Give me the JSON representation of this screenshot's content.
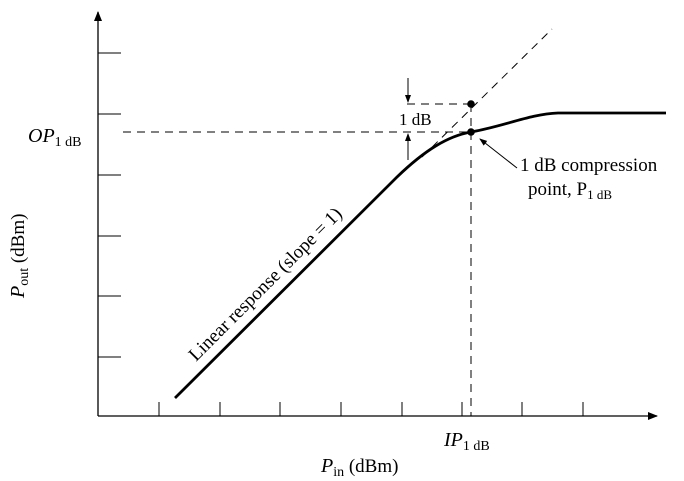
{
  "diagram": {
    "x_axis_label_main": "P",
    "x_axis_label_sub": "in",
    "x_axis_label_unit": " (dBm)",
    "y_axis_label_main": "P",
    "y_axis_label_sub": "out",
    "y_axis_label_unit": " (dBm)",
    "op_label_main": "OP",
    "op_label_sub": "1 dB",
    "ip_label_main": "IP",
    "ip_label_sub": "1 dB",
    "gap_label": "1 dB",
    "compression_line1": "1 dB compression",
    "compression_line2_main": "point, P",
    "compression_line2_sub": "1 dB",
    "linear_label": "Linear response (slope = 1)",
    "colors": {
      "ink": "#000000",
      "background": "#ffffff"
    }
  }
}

-------------------------

- **EXERCISE AIM**
Retype every record above exactly as written, but leave out the pictures.

- **FINISHED TASK**
Give me the JSON representation of this screenshot's content.
{
  "diagram": {
    "x_axis_label_main": "P",
    "x_axis_label_sub": "in",
    "x_axis_label_unit": " (dBm)",
    "y_axis_label_main": "P",
    "y_axis_label_sub": "out",
    "y_axis_label_unit": " (dBm)",
    "op_label_main": "OP",
    "op_label_sub": "1 dB",
    "ip_label_main": "IP",
    "ip_label_sub": "1 dB",
    "gap_label": "1 dB",
    "compression_line1": "1 dB compression",
    "compression_line2_main": "point, P",
    "compression_line2_sub": "1 dB",
    "linear_label": "Linear response (slope = 1)",
    "colors": {
      "ink": "#000000",
      "background": "#ffffff"
    }
  }
}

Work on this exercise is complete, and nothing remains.